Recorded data
* * * *

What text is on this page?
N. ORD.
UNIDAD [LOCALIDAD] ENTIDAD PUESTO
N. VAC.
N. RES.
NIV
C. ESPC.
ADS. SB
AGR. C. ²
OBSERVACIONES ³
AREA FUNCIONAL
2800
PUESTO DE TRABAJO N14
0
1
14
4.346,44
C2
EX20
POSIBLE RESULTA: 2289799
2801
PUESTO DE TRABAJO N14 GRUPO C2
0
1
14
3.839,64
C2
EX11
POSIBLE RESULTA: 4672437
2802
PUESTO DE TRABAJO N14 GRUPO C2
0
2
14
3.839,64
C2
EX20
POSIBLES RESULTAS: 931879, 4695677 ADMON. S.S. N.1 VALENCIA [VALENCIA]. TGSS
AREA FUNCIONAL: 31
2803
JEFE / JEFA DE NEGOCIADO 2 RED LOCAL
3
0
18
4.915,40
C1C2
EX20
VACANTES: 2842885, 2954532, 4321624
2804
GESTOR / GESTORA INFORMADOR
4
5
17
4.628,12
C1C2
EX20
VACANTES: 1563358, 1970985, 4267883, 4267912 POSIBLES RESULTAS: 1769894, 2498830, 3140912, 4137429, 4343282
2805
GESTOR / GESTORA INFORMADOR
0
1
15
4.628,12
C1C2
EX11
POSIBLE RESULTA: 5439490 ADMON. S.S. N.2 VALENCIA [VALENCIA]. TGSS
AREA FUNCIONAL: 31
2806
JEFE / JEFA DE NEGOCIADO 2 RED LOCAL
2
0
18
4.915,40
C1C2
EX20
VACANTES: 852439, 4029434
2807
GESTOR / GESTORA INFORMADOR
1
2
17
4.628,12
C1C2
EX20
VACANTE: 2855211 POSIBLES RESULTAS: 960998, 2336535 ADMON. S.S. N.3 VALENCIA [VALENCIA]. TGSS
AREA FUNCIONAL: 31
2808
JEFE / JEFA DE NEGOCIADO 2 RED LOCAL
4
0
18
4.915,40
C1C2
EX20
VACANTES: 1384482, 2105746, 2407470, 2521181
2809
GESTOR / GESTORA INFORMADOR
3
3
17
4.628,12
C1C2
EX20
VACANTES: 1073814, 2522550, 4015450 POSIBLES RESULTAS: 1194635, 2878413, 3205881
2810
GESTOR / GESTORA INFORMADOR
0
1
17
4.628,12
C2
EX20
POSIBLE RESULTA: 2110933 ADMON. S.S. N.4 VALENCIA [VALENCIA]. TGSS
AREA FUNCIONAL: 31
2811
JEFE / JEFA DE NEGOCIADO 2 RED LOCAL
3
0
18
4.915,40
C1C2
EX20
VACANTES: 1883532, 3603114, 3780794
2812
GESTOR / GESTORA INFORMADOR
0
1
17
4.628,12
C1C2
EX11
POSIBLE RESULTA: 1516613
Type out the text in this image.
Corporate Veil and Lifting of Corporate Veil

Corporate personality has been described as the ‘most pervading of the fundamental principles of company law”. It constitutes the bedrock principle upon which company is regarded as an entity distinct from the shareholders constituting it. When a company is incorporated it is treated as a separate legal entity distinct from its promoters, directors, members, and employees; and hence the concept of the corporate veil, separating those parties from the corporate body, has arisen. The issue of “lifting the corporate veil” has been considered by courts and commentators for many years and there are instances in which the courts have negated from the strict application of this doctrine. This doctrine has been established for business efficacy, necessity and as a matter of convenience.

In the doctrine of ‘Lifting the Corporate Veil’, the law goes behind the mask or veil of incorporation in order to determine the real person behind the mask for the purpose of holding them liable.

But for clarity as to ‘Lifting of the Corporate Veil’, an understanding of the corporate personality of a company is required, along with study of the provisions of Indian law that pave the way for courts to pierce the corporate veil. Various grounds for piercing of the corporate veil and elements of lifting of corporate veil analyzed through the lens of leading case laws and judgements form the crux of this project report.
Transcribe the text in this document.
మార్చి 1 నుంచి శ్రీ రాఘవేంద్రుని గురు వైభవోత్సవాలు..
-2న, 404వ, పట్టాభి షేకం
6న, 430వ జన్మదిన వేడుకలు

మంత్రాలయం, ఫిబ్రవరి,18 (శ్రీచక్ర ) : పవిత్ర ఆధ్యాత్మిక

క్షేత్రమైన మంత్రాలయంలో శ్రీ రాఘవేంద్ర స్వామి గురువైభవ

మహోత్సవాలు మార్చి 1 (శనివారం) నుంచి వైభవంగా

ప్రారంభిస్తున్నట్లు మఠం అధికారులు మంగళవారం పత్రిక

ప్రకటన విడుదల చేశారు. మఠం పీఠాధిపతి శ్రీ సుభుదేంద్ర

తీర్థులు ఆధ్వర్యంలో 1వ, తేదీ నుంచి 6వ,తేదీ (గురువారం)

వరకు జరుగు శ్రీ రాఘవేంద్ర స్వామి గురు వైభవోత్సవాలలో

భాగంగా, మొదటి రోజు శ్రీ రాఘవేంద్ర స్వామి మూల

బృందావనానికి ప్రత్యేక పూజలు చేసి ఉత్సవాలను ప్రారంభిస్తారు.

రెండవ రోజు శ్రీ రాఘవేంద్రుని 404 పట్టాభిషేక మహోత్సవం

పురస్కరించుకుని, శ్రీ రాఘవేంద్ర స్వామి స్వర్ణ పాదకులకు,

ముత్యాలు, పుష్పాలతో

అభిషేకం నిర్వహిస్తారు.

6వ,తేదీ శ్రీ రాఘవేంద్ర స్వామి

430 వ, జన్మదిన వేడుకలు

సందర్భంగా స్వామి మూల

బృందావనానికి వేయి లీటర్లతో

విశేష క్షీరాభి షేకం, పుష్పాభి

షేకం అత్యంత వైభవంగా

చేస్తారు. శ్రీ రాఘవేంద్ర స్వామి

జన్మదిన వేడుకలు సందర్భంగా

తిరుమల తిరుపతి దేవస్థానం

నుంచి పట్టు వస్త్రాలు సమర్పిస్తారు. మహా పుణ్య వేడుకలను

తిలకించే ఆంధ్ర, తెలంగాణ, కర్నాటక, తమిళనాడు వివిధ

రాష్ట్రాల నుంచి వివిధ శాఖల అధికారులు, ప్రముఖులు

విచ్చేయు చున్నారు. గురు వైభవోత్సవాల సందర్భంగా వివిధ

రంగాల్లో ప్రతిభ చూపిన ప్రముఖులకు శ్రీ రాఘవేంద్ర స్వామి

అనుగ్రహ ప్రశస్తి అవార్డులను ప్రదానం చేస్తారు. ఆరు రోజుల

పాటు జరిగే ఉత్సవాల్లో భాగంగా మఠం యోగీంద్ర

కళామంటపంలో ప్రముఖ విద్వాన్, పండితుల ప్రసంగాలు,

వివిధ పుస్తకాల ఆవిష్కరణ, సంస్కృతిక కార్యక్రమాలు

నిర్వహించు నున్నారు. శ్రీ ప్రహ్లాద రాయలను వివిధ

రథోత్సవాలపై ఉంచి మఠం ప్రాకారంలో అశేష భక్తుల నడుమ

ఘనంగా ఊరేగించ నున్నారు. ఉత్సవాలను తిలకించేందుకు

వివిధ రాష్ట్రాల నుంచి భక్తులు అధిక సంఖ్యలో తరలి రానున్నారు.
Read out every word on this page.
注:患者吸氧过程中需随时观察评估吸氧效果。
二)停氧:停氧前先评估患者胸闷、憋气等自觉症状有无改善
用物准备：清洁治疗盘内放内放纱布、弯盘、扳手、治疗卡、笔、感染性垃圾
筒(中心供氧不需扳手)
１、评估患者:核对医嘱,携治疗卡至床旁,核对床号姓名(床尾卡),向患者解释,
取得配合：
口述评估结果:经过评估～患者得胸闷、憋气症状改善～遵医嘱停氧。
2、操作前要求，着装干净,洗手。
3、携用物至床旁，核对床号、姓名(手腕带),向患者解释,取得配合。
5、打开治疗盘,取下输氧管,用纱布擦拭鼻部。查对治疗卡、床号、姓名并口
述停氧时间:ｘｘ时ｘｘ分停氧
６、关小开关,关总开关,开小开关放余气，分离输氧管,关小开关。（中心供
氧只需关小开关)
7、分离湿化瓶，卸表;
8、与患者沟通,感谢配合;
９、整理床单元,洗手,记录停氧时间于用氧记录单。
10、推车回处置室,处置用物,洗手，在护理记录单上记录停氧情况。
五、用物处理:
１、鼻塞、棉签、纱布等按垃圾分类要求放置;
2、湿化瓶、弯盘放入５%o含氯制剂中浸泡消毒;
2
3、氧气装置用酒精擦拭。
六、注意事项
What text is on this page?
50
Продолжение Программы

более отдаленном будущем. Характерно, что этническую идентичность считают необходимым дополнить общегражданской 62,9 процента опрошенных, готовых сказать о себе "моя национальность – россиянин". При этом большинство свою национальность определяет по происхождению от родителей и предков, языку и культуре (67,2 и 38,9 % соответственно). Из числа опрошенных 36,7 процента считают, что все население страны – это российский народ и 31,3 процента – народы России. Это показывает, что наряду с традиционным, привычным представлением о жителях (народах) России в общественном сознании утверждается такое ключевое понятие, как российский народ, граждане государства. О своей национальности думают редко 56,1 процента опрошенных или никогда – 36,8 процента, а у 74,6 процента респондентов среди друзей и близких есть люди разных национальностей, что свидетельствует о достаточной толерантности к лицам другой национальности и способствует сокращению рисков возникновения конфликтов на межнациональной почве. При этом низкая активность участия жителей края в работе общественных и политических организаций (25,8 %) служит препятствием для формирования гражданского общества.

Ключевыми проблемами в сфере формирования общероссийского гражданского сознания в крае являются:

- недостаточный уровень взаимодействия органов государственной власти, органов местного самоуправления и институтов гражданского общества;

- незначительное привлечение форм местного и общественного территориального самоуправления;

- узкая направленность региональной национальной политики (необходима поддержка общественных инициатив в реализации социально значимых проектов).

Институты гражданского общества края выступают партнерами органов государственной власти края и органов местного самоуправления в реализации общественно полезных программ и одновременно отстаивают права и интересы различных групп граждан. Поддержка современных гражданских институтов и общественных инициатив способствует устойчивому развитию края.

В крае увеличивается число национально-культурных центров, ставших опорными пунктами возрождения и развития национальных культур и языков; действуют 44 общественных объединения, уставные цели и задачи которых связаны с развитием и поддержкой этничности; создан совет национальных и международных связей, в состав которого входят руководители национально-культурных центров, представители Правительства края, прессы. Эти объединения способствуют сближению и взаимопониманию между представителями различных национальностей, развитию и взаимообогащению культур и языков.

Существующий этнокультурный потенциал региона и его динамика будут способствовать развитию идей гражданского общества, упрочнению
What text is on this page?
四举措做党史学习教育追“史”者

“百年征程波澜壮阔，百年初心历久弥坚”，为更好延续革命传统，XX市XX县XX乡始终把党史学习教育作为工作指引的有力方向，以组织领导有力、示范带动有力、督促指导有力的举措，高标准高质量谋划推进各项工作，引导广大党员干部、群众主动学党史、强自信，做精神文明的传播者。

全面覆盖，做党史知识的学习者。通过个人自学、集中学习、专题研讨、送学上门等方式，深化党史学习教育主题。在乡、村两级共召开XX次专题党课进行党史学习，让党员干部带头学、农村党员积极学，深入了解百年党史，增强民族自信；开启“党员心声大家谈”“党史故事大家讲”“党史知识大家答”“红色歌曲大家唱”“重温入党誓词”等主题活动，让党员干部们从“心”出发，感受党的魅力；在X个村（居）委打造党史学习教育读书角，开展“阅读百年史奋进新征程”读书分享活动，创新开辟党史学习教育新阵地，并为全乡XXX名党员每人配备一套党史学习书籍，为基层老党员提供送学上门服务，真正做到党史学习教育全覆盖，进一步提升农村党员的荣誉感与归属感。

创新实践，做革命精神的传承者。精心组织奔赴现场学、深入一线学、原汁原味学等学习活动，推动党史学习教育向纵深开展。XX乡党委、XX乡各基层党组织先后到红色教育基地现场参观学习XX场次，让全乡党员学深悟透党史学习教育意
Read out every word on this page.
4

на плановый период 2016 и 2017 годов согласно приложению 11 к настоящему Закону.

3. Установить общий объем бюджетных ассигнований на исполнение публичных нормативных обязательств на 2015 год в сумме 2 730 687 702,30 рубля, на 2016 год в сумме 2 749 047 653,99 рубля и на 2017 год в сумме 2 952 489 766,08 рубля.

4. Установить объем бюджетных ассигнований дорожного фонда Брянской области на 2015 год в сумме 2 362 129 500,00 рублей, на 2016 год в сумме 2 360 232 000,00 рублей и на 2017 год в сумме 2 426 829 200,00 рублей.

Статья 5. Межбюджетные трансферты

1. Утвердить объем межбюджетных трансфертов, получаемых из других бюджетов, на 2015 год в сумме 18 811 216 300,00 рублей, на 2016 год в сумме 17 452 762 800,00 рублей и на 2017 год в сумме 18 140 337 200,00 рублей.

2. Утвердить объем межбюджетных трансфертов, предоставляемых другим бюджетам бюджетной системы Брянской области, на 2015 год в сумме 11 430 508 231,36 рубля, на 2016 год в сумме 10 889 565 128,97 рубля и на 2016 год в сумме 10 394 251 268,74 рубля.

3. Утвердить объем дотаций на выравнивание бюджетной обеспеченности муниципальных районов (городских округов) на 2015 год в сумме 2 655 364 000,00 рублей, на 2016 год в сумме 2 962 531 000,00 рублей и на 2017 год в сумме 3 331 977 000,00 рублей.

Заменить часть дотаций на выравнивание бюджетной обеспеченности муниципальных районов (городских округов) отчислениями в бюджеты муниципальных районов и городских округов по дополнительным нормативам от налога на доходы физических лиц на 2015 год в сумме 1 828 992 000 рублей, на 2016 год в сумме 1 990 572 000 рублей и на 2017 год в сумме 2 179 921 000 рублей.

* * * *

[Task directions] State how many lines of the listing include the word "инициатив". Reply with the number alone.

[The result] 2